Items from a dataset:
┌──
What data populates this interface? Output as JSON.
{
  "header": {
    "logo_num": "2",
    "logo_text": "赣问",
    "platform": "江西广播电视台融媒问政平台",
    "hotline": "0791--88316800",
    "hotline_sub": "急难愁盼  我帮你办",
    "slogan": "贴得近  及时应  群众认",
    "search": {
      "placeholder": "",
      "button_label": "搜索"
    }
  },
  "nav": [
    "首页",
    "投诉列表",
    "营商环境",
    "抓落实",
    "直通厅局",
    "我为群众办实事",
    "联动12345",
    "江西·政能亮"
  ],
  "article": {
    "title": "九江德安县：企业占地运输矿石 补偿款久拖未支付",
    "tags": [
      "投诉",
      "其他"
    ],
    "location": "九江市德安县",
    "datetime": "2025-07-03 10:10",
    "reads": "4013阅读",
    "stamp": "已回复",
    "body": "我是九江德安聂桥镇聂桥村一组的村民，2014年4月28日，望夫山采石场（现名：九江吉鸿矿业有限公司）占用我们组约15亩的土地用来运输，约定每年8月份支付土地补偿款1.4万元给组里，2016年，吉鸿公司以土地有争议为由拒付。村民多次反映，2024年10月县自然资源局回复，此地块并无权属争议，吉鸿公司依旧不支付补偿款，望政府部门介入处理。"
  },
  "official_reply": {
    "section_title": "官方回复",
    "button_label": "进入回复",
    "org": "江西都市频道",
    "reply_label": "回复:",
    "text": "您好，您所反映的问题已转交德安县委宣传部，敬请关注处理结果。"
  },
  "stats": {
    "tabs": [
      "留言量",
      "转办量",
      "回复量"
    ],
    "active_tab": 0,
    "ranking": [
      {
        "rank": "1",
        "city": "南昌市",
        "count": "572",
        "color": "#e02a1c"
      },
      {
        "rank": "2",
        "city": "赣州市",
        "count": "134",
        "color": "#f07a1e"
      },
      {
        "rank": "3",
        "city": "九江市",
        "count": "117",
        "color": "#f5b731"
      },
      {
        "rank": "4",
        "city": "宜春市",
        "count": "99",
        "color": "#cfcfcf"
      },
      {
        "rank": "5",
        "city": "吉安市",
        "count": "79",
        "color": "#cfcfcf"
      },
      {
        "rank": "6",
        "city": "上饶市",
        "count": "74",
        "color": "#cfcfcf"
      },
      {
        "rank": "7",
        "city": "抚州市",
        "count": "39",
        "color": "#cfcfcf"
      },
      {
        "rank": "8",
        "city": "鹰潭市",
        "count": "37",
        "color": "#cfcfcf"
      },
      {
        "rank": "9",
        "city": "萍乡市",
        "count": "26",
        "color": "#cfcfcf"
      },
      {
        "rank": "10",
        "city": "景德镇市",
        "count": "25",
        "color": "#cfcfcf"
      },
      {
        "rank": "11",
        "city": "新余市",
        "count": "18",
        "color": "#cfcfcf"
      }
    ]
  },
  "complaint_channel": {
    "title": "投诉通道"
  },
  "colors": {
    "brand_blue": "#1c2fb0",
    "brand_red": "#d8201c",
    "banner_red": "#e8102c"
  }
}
└──
▶ **Given problem**
Across the entries, how many lines hold the word "count"? Say only the number.

▶ **Result below**
11